### [Aim]
Look for the string "title" in the lines and copy each line that has it.

========

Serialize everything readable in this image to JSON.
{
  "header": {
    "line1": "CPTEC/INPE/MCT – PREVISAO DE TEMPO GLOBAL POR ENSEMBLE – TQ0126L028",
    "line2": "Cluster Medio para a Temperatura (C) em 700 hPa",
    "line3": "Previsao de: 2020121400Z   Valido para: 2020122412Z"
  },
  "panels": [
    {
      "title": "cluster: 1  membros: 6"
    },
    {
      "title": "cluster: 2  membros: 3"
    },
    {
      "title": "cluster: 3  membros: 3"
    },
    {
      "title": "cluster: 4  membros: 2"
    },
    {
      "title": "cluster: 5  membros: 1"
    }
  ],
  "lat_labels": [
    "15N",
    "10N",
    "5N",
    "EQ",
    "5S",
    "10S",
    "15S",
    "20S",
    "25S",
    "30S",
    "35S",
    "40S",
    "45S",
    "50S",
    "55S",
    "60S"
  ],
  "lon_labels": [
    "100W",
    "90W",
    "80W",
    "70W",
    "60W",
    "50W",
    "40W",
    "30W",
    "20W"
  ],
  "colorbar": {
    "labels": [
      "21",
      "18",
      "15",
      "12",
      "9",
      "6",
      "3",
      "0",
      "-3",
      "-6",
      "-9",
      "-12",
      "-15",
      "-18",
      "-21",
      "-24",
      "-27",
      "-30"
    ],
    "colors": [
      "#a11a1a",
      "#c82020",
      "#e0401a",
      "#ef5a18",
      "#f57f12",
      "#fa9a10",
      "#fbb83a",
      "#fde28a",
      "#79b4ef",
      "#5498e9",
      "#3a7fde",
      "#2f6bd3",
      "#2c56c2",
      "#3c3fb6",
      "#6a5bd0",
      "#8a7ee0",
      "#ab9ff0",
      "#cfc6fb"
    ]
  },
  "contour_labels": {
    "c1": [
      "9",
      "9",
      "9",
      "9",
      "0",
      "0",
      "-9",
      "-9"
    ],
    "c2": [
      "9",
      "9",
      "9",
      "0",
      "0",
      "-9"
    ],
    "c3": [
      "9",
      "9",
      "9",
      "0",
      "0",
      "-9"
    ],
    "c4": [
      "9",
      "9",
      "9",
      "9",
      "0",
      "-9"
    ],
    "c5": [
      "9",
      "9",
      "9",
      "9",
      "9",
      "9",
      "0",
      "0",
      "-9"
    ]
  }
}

========

### [Answer below]
      "title": "cluster: 1  membros: 6"
      "title": "cluster: 2  membros: 3"
      "title": "cluster: 3  membros: 3"
      "title": "cluster: 4  membros: 2"
      "title": "cluster: 5  membros: 1"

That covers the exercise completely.